*RECORDS SHOWN:*

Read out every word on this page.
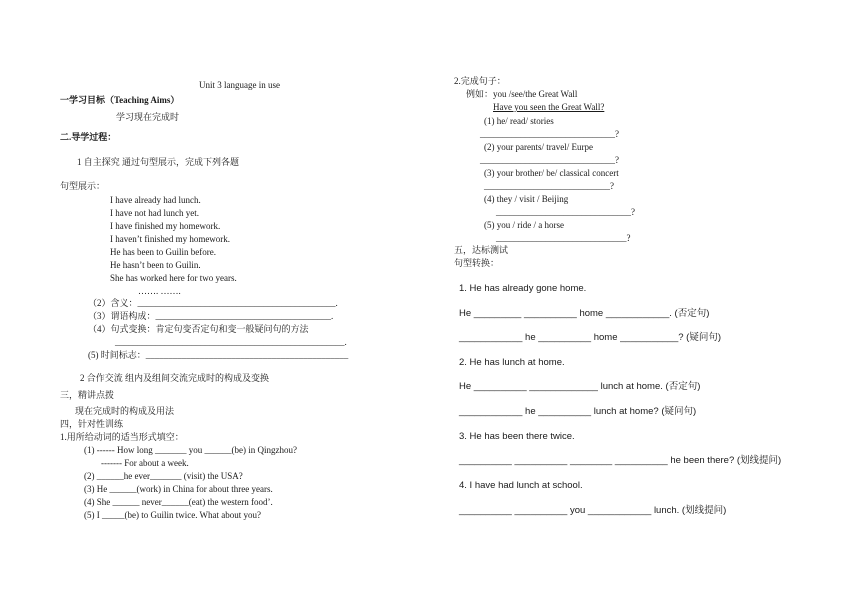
Unit 3 language in use
一学习目标（Teaching Aims）
学习现在完成时
二.导学过程：
1 自主探究 通过句型展示，完成下列各题
句型展示：
I have already had lunch.
I have not had lunch yet.
I have finished my homework.
I haven’t finished my homework.
He has been to Guilin before.
He hasn’t been to Guilin.
She has worked here for two years.
……. …….
（2）含义：____________________________________________.
（3）谓语构成：_______________________________________.
（4）句式变换：肯定句变否定句和变一般疑问句的方法
___________________________________________________.
(5) 时间标志：_____________________________________________
2 合作交流 组内及组间交流完成时的构成及变换
三，精讲点拨
现在完成时的构成及用法
四，针对性训练
1.用所给动词的适当形式填空：
(1) ------ How long _______ you ______(be) in Qingzhou?
------- For about a week.
(2) ______he ever_______ (visit) the USA?
(3) He ______(work) in China for about three years.
(4) She ______ never______(eat) the western food’.
(5) I _____(be) to Guilin twice. What about you?
2.完成句子：
例如：you /see/the Great Wall
Have you seen the Great Wall?
(1) he/ read/ stories
______________________________?
(2) your parents/ travel/ Eurpe
______________________________?
(3) your brother/ be/ classical concert
____________________________?
(4) they / visit / Beijing
______________________________?
(5) you / ride / a horse
_____________________________?
五，达标测试
句型转换：
1. He has already gone home.
He _________ __________ home ____________. (否定句)
____________ he __________ home ___________? (疑问句)
2. He has lunch at home.
He __________ _____________ lunch at home. (否定句)
____________ he __________ lunch at home? (疑问句)
3. He has been there twice.
__________ __________ ________ __________ he been there? (划线提问)
4. I have had lunch at school.
__________ __________ you ____________ lunch. (划线提问)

*WORK REQUIRED:* Out of the records, collect only those lines that contain the string "twice".

*COMPLETED EXERCISE:*
(5) I _____(be) to Guilin twice. What about you?
3. He has been there twice.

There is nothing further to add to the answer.